··· Exercise data

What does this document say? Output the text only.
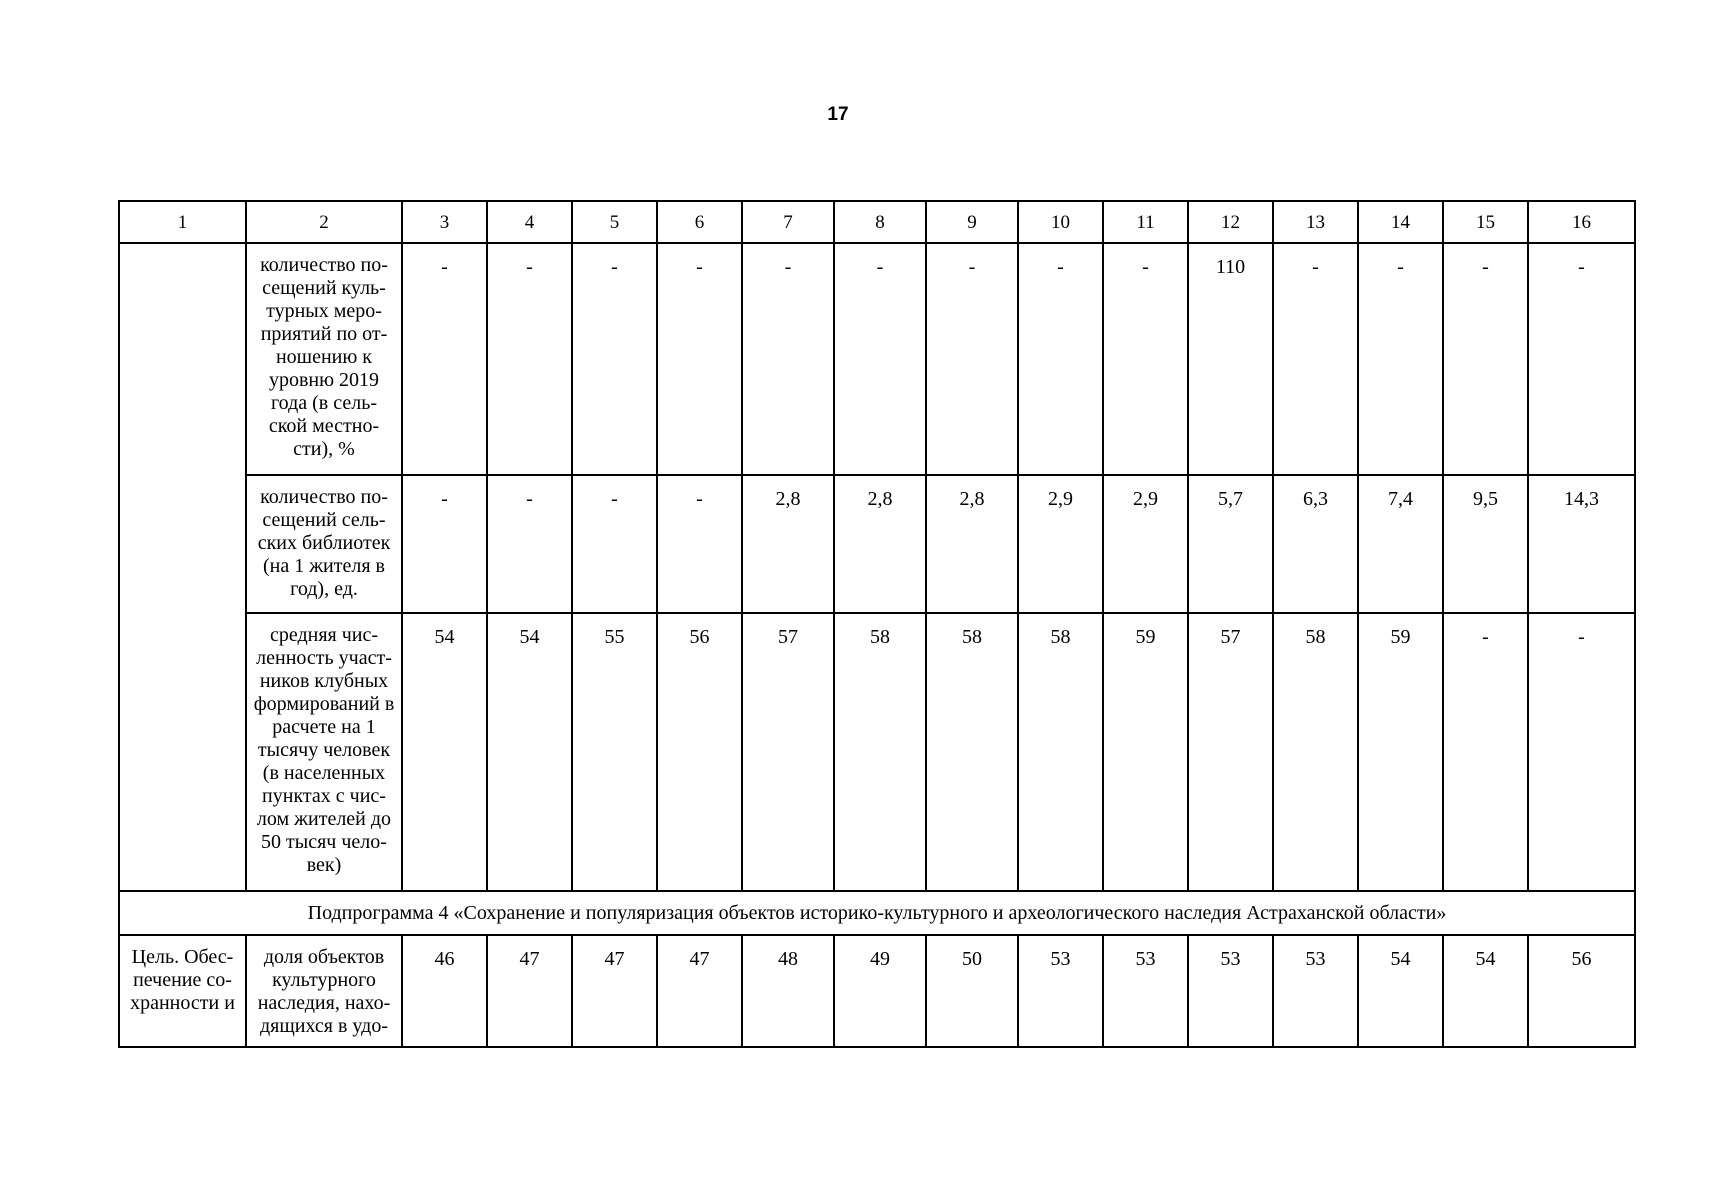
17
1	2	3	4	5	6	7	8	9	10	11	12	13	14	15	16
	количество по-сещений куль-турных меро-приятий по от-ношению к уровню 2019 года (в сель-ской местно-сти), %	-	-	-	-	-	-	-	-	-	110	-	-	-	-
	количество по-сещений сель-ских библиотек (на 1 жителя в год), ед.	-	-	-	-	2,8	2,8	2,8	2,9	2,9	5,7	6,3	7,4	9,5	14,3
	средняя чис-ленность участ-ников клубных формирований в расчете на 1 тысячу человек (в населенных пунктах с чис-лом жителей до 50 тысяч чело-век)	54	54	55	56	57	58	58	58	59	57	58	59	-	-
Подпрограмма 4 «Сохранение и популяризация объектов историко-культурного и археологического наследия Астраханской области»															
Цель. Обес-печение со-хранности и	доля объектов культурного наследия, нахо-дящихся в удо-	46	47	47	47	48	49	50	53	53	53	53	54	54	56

······

**Problem statement**
Copy the listing word for word, excluding its pictures.

**Output of the task**
What does this document say? Output the text only.
17
1	2	3	4	5	6	7	8	9	10	11	12	13	14	15	16
	количество по-сещений куль-турных меро-приятий по от-ношению к уровню 2019 года (в сель-ской местно-сти), %	-	-	-	-	-	-	-	-	-	110	-	-	-	-
	количество по-сещений сель-ских библиотек (на 1 жителя в год), ед.	-	-	-	-	2,8	2,8	2,8	2,9	2,9	5,7	6,3	7,4	9,5	14,3
	средняя чис-ленность участ-ников клубных формирований в расчете на 1 тысячу человек (в населенных пунктах с чис-лом жителей до 50 тысяч чело-век)	54	54	55	56	57	58	58	58	59	57	58	59	-	-
Подпрограмма 4 «Сохранение и популяризация объектов историко-культурного и археологического наследия Астраханской области»															
Цель. Обес-печение со-хранности и	доля объектов культурного наследия, нахо-дящихся в удо-	46	47	47	47	48	49	50	53	53	53	53	54	54	56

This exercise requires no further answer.